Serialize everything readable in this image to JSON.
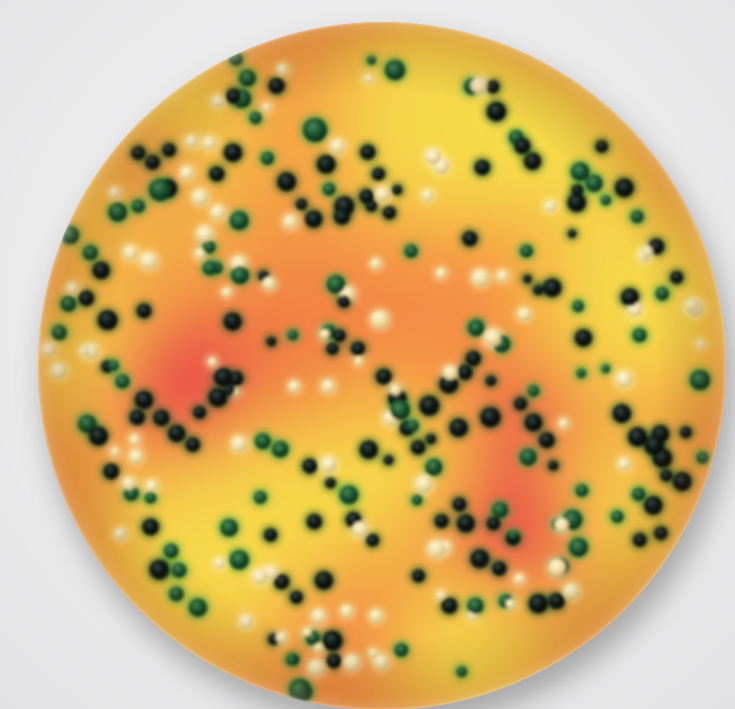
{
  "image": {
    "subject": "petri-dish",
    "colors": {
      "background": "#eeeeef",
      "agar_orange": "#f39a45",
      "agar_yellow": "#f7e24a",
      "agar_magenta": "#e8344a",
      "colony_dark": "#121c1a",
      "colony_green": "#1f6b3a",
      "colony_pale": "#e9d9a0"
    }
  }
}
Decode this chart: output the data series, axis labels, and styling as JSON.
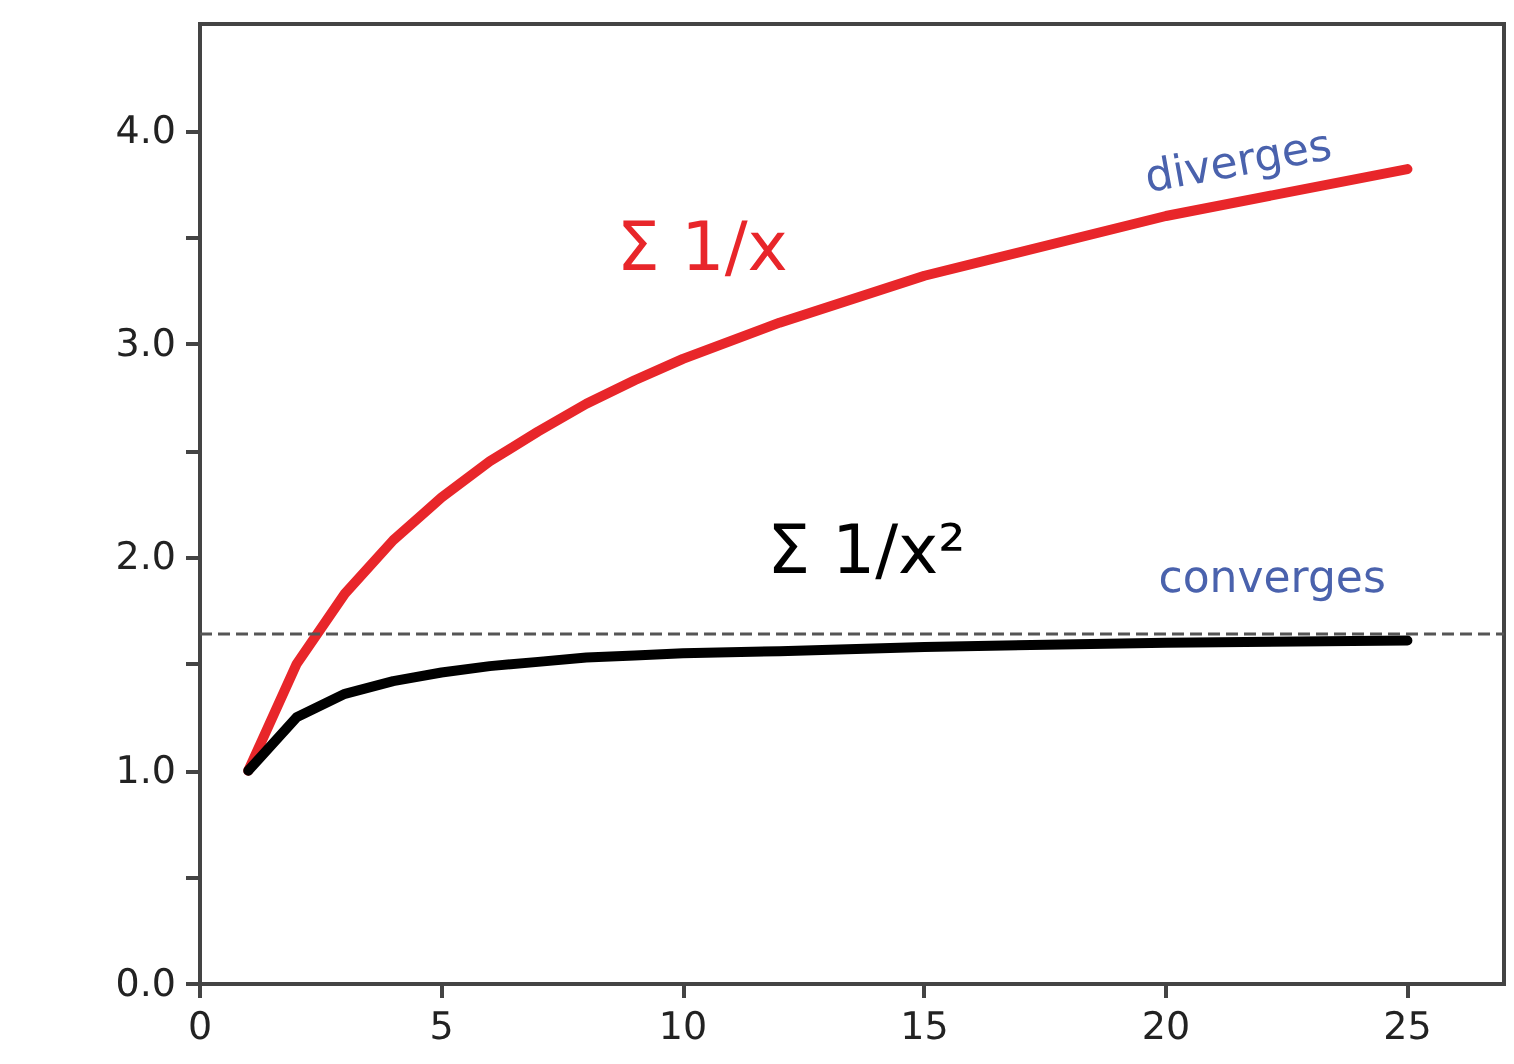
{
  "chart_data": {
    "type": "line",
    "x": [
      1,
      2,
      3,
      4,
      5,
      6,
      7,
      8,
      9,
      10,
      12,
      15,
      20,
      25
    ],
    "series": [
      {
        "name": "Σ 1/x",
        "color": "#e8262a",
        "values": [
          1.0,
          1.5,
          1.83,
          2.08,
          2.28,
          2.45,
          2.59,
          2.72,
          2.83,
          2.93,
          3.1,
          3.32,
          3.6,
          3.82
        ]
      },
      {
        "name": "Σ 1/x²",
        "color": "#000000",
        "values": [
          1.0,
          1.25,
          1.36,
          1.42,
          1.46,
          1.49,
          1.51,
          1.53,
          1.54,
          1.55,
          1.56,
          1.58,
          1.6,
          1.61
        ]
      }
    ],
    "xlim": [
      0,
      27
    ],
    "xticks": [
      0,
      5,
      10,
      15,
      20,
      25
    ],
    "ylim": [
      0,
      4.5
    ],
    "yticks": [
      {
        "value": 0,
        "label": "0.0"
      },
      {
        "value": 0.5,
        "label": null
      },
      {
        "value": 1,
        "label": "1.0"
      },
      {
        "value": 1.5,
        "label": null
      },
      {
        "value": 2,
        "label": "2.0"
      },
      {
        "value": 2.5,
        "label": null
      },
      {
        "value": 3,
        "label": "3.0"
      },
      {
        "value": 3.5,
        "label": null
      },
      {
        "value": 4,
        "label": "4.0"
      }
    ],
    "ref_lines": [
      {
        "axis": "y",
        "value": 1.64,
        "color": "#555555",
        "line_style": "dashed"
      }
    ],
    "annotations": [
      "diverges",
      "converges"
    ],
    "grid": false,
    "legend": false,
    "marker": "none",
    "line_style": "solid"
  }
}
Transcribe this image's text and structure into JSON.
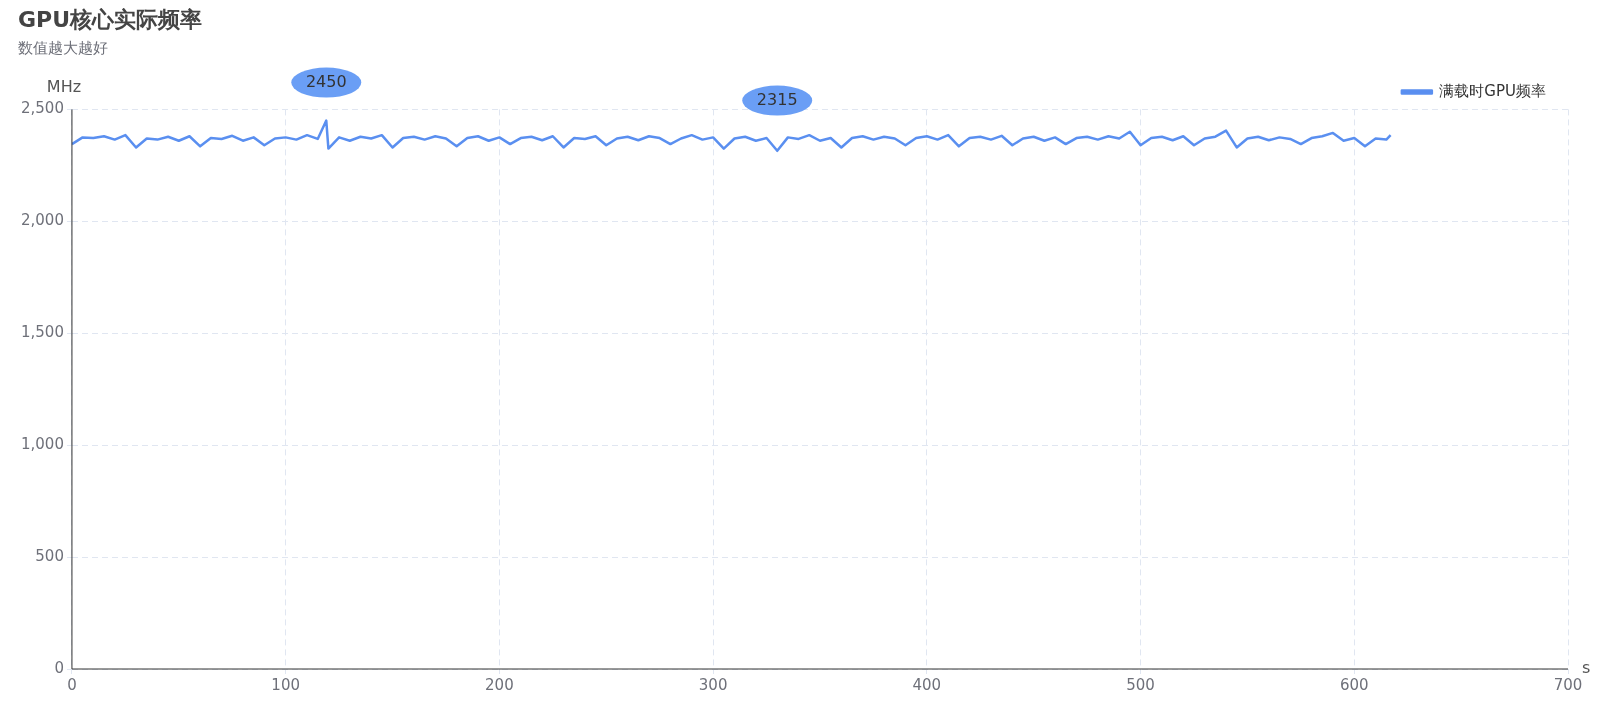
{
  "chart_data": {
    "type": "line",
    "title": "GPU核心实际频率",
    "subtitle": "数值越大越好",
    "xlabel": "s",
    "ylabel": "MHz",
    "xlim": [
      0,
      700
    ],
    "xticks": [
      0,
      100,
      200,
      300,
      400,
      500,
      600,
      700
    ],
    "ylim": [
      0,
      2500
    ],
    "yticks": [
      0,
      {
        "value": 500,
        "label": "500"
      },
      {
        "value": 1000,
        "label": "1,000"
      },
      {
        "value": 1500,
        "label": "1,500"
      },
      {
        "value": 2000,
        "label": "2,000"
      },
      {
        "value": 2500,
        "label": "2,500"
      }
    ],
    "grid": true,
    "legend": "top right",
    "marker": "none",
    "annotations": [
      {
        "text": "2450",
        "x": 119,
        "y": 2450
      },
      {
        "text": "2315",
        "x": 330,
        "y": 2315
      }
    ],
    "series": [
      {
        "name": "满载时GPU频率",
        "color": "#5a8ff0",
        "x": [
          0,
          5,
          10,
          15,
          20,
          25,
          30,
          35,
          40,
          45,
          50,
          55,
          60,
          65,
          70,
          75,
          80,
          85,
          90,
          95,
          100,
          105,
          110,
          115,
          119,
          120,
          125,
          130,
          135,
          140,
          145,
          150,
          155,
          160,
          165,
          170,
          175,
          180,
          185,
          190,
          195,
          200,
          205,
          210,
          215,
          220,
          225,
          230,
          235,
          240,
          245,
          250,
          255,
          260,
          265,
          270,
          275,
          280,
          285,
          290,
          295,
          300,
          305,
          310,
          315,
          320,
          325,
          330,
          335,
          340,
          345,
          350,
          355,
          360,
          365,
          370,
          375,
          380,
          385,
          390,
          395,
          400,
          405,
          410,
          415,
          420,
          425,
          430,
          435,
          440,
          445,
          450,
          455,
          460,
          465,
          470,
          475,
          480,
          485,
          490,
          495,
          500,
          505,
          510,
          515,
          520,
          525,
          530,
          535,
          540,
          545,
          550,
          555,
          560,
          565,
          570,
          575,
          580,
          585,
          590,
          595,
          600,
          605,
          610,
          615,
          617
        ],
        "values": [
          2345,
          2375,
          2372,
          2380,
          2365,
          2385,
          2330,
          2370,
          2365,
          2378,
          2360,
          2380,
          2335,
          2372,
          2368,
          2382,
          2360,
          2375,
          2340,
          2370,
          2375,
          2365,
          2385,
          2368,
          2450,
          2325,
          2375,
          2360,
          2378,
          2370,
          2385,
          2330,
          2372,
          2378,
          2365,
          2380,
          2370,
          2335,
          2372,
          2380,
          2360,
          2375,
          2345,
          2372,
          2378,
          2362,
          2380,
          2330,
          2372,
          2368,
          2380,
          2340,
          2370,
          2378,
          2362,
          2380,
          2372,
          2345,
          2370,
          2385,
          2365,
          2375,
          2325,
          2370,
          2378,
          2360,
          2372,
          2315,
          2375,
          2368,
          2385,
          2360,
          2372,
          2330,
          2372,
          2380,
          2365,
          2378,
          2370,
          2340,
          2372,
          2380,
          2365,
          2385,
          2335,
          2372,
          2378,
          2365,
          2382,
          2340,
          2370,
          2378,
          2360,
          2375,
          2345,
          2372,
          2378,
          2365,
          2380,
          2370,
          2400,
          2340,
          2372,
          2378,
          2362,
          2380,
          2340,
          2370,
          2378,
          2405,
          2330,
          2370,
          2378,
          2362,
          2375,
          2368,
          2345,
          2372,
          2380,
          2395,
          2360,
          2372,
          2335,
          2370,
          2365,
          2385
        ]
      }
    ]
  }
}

Stated goal: Which lines hold the word "JSON"? Copy each of them from the records.

The response:
Serialize everything readable in this image to JSON.
Decode this chart: output the data series, axis labels, and styling as JSON.
Transcribe this image's text and structure into JSON.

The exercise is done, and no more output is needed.